■ **Extracted records**

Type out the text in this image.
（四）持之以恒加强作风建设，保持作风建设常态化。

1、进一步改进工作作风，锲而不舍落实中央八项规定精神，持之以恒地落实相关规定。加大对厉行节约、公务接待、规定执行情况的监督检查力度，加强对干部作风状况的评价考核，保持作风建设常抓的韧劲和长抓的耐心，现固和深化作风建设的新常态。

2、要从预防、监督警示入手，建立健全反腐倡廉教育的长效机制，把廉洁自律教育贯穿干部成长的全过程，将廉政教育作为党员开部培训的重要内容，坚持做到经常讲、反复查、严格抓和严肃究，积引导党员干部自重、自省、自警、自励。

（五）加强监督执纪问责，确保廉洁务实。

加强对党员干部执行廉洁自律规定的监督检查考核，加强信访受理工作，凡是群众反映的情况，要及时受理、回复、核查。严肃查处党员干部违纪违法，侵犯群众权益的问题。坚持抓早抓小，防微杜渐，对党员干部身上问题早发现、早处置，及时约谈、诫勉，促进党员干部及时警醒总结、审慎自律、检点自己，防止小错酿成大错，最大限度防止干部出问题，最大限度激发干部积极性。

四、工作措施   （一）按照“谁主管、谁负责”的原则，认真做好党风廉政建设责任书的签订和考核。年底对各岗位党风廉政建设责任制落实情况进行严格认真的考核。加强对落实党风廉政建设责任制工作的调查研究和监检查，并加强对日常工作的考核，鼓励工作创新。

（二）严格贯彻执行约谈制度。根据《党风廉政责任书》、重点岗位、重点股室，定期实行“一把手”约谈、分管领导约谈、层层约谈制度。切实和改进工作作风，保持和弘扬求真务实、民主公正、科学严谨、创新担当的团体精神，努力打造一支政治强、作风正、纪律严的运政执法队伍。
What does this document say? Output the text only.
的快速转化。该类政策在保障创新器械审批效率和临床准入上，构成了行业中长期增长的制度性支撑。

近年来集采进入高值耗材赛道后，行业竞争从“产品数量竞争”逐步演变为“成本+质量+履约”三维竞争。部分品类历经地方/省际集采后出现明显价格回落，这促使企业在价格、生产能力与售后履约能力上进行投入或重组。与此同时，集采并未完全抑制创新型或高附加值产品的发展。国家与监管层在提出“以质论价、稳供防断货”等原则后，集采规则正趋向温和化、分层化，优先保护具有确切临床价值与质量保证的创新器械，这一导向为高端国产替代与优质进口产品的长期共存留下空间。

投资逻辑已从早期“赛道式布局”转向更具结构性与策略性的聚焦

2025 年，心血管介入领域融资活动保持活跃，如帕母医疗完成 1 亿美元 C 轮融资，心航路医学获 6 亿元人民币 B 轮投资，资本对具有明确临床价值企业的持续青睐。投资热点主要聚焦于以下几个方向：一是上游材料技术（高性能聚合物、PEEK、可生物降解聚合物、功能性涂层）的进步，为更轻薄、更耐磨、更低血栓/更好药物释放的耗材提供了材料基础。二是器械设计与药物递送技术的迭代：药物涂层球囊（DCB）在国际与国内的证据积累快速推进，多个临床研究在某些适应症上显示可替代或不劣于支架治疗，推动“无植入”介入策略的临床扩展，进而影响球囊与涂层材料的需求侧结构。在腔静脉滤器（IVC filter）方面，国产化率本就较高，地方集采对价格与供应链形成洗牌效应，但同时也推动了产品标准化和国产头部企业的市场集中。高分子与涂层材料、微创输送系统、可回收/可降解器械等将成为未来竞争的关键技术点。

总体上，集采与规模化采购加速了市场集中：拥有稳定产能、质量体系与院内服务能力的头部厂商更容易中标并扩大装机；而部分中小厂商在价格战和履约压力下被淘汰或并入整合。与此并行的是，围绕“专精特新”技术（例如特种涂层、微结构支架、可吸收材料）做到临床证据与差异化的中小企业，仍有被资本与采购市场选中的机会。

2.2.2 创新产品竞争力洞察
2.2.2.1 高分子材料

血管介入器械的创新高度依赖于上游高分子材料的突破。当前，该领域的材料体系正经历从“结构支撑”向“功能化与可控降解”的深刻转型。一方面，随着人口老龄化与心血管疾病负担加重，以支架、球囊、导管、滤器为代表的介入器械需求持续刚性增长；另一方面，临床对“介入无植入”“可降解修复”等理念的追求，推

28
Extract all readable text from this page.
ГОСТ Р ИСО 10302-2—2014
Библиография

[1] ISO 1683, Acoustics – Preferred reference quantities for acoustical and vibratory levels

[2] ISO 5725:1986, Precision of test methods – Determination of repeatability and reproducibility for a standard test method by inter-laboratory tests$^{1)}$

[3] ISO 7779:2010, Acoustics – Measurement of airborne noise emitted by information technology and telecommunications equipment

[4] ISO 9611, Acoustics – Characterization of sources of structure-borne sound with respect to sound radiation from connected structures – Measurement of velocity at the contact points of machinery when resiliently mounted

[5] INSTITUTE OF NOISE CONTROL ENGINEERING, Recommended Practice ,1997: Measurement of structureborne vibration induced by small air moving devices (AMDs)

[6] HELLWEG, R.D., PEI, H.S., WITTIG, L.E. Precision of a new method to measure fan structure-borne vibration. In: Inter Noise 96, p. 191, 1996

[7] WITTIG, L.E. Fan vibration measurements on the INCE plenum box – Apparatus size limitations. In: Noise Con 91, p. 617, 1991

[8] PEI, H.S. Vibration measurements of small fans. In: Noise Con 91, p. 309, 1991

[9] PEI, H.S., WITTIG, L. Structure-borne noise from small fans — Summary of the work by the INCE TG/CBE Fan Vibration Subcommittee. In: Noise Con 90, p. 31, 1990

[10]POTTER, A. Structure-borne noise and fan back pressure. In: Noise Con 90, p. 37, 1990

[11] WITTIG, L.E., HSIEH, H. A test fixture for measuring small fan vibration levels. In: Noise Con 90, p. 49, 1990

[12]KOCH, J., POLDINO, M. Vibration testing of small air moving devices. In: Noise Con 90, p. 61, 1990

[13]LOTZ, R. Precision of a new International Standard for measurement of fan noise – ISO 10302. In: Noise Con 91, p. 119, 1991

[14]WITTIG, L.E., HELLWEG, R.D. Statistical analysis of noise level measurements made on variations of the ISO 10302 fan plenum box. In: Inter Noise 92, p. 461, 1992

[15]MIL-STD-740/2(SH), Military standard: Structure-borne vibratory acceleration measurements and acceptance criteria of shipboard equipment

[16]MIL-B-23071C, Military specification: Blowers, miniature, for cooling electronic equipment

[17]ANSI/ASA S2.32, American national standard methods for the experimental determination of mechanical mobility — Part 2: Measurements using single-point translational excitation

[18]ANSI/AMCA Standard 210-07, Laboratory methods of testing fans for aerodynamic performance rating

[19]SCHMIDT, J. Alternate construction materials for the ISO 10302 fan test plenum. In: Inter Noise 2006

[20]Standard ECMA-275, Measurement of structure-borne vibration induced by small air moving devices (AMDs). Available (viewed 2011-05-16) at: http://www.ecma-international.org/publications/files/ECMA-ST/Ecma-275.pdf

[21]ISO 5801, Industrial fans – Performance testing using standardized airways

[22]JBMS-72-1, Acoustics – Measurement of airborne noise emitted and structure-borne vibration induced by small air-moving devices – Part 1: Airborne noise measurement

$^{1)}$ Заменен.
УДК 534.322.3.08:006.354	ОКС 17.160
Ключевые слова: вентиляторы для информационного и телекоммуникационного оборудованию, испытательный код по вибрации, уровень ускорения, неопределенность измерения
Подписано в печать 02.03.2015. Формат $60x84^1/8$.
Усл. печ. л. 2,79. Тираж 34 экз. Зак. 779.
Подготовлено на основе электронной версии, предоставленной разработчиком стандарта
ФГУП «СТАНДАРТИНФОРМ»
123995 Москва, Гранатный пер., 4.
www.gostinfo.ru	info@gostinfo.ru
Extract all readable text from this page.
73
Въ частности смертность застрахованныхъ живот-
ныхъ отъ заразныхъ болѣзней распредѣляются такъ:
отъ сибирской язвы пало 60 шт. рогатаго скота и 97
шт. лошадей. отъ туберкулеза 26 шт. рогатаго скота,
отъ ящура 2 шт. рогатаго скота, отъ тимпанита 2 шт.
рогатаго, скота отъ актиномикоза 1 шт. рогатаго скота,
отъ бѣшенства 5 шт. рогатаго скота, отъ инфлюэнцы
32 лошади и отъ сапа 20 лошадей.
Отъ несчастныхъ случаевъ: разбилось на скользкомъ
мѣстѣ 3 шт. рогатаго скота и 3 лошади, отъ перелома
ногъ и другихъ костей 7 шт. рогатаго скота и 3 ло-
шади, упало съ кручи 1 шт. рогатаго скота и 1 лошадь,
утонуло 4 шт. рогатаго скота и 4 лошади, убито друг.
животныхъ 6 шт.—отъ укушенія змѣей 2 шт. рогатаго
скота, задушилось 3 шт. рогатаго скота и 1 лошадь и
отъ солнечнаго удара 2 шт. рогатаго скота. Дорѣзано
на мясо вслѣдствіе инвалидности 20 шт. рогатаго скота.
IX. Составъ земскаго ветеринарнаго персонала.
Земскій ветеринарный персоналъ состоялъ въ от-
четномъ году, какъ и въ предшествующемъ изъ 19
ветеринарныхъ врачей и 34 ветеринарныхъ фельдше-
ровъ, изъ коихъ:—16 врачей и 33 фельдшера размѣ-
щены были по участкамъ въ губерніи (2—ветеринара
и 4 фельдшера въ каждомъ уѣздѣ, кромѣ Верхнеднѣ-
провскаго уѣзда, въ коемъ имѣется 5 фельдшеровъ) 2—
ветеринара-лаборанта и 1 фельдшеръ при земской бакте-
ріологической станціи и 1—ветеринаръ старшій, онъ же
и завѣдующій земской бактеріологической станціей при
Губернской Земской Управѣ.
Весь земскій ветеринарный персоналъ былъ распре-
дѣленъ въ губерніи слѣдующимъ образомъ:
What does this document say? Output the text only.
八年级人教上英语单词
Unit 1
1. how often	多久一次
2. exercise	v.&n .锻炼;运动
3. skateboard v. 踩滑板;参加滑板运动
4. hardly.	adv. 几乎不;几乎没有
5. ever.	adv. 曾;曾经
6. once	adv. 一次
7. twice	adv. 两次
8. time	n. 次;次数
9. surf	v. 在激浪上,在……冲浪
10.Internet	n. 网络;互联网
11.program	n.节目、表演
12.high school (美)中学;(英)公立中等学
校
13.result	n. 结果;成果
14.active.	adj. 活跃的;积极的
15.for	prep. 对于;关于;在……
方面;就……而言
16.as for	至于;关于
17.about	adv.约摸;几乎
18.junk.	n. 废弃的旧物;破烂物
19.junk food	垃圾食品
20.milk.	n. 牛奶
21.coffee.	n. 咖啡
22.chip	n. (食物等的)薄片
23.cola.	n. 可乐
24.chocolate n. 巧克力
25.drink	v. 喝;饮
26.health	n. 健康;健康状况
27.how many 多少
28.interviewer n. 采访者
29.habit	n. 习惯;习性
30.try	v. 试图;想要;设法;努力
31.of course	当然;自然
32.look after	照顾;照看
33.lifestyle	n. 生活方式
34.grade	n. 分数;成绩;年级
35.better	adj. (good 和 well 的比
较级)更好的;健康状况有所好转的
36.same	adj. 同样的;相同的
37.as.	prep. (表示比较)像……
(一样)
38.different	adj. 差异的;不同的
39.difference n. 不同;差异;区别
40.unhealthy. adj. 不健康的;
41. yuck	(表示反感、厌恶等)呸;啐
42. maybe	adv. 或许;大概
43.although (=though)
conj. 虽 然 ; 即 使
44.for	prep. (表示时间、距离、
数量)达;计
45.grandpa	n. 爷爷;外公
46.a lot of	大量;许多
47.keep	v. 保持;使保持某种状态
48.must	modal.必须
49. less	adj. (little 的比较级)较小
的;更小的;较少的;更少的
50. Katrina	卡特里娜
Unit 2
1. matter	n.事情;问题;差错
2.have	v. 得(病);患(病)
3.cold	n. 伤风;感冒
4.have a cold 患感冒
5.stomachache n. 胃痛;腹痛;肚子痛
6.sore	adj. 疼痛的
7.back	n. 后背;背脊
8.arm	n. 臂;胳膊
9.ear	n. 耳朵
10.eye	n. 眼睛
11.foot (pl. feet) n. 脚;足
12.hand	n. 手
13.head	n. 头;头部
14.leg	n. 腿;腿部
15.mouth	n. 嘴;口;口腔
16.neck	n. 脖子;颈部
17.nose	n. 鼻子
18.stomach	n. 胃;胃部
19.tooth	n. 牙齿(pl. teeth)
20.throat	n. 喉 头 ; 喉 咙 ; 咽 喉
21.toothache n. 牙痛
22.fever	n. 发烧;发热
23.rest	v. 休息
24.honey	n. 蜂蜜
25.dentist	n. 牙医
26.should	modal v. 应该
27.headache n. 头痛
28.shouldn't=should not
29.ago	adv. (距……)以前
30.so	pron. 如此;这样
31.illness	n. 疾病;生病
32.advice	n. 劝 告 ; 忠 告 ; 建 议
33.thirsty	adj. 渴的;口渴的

■ **What to work on**
Which lines include the word "equipment"? Copy every one of them.

■ **Complete output**
[3] ISO 7779:2010, Acoustics – Measurement of airborne noise emitted by information technology and telecommunications equipment
[15]MIL-STD-740/2(SH), Military standard: Structure-borne vibratory acceleration measurements and acceptance criteria of shipboard equipment
[16]MIL-B-23071C, Military specification: Blowers, miniature, for cooling electronic equipment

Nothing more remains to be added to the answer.